● EXERCICE PROPOSÉ 1:
Mettez l'ensemble des lignes du listing sous forme de liste numérotée, en omettant les lignes vides. Les images ne doivent pas figurer dans votre réponse.
=== PAGE SOURCE ===
Identité haïtienne d’hier et d’aujourd’hui: tant d’évolution en peu de temps
SOFT LIFE / 18 mai 2020
Aujourd’hui est un jour très important en Haïti puisque c’est la célébration du drapeau haïtien. C’est le 18 mai 1803, lors du congrès de l’Arcahaie, qu’un de chefs de la Révolution haïtienne, Jean-Jacques Dessalines déchire le drapeau français. Mais c’est sa filleule, madame Catherine Flon, qui unit les couleurs bleu et rouge pour symboliser l’union des Noirs et des métisses.
Sommaire
POURQUOI J’AIME AUTANT HAÏTI?
L’amour envers Haïti m’a été transmis principalement par mon père. je ne dis pas que ma mère ne valorisait pas notre pays mais c’est notre père qui a fait notre éducation culturelle concernant Haïti. À ses retours de voyage, il nous achetait des livres qui relatait l’Histoire d’Haïti, des victuailles haïtiennes comme la patate douce, de l’akasan, du chocolat haïtien, des tablettes, de la mange et Cie.
=== DONNÉES DE L'EXERCICE ===
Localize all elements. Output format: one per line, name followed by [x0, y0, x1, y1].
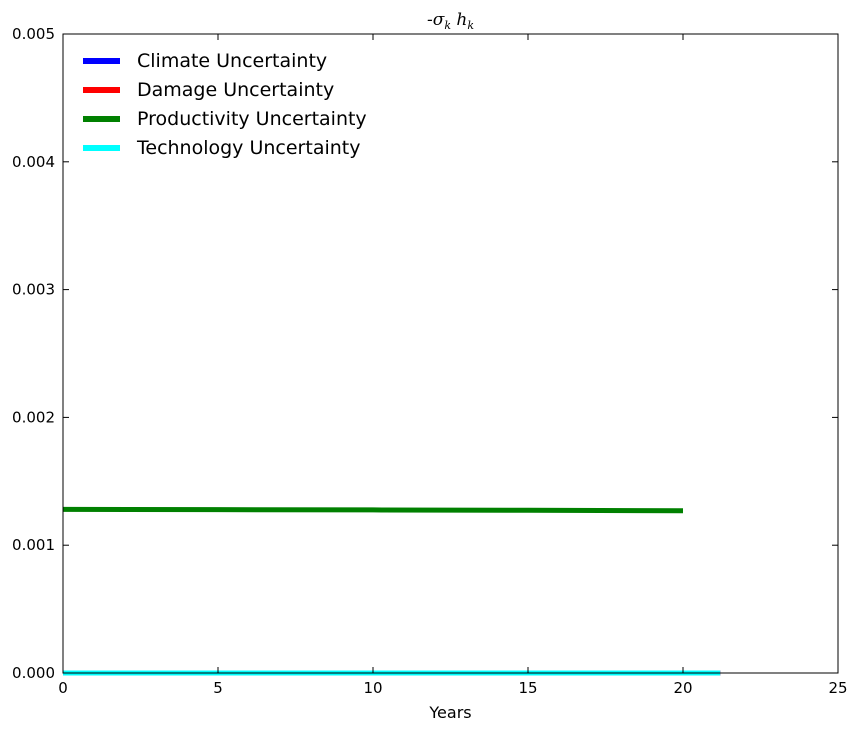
x-tick-label: 25 [828, 679, 847, 697]
x-tick-label: 20 [673, 679, 692, 697]
x-axis: 0 5 10 15 20 25 [58, 34, 848, 697]
chart-title: -σk hk [427, 10, 474, 32]
x-tick-label: 5 [213, 679, 223, 697]
y-tick-label: 0.005 [12, 25, 55, 43]
series-line-productivity-uncertainty [62, 506, 684, 514]
legend-label: Climate Uncertainty [137, 50, 327, 72]
legend: Climate Uncertainty Damage Uncertainty Pro… [83, 50, 367, 159]
x-axis-label: Years [428, 703, 471, 722]
y-tick-label: 0.000 [12, 664, 55, 682]
legend-label: Damage Uncertainty [137, 79, 334, 101]
x-tick-label: 0 [58, 679, 68, 697]
x-tick-label: 10 [363, 679, 382, 697]
y-tick-label: 0.004 [12, 153, 55, 171]
legend-label: Technology Uncertainty [136, 137, 360, 159]
x-tick-label: 15 [518, 679, 537, 697]
y-tick-label: 0.001 [12, 536, 55, 554]
y-tick-label: 0.002 [12, 408, 55, 426]
legend-label: Productivity Uncertainty [137, 108, 367, 130]
y-tick-label: 0.003 [12, 281, 55, 299]
y-axis: 0.000 0.001 0.002 0.003 0.004 0.005 [12, 25, 838, 682]
plot-frame [62, 33, 839, 674]
plot-lines [62, 506, 721, 676]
===
● EXERCICE PROPOSÉ 2:
Recopiez fidèlement le passage de l'article sur l'identité haïtienne qui s'ouvre sur les mots contenant « Identité haïtienne d’hier » et se termine par « J’AIME AUTANT HAÏTI? ».

● RÉPONSE ATTENDUE 1:
1. Localize all elements. Output format: one per line, name followed by [x0, y0, x1, y1].
2. x-tick-label: 25 [828, 679, 847, 697]
3. x-tick-label: 20 [673, 679, 692, 697]
4. x-axis: 0 5 10 15 20 25 [58, 34, 848, 697]
5. chart-title: -σk hk [427, 10, 474, 32]
6. x-tick-label: 5 [213, 679, 223, 697]
7. y-tick-label: 0.005 [12, 25, 55, 43]
8. series-line-productivity-uncertainty [62, 506, 684, 514]
9. legend-label: Climate Uncertainty [137, 50, 327, 72]
10. legend: Climate Uncertainty Damage Uncertainty Pro… [83, 50, 367, 159]
11. x-axis-label: Years [428, 703, 471, 722]
12. y-tick-label: 0.000 [12, 664, 55, 682]
13. legend-label: Damage Uncertainty [137, 79, 334, 101]
14. x-tick-label: 0 [58, 679, 68, 697]
15. x-tick-label: 10 [363, 679, 382, 697]
16. y-tick-label: 0.004 [12, 153, 55, 171]
17. legend-label: Technology Uncertainty [136, 137, 360, 159]
18. x-tick-label: 15 [518, 679, 537, 697]
19. y-tick-label: 0.001 [12, 536, 55, 554]
20. y-tick-label: 0.002 [12, 408, 55, 426]
21. legend-label: Productivity Uncertainty [137, 108, 367, 130]
22. y-tick-label: 0.003 [12, 281, 55, 299]
23. y-axis: 0.000 0.001 0.002 0.003 0.004 0.005 [12, 25, 838, 682]
24. plot-frame [62, 33, 839, 674]
25. plot-lines [62, 506, 721, 676]

● RÉPONSE ATTENDUE 2:
Identité haïtienne d’hier et d’aujourd’hui: tant d’évolution en peu de temps
SOFT LIFE / 18 mai 2020
Aujourd’hui est un jour très important en Haïti puisque c’est la célébration du drapeau haïtien. C’est le 18 mai 1803, lors du congrès de l’Arcahaie, qu’un de chefs de la Révolution haïtienne, Jean-Jacques Dessalines déchire le drapeau français. Mais c’est sa filleule, madame Catherine Flon, qui unit les couleurs bleu et rouge pour symboliser l’union des Noirs et des métisses.
Sommaire
POURQUOI J’AIME AUTANT HAÏTI?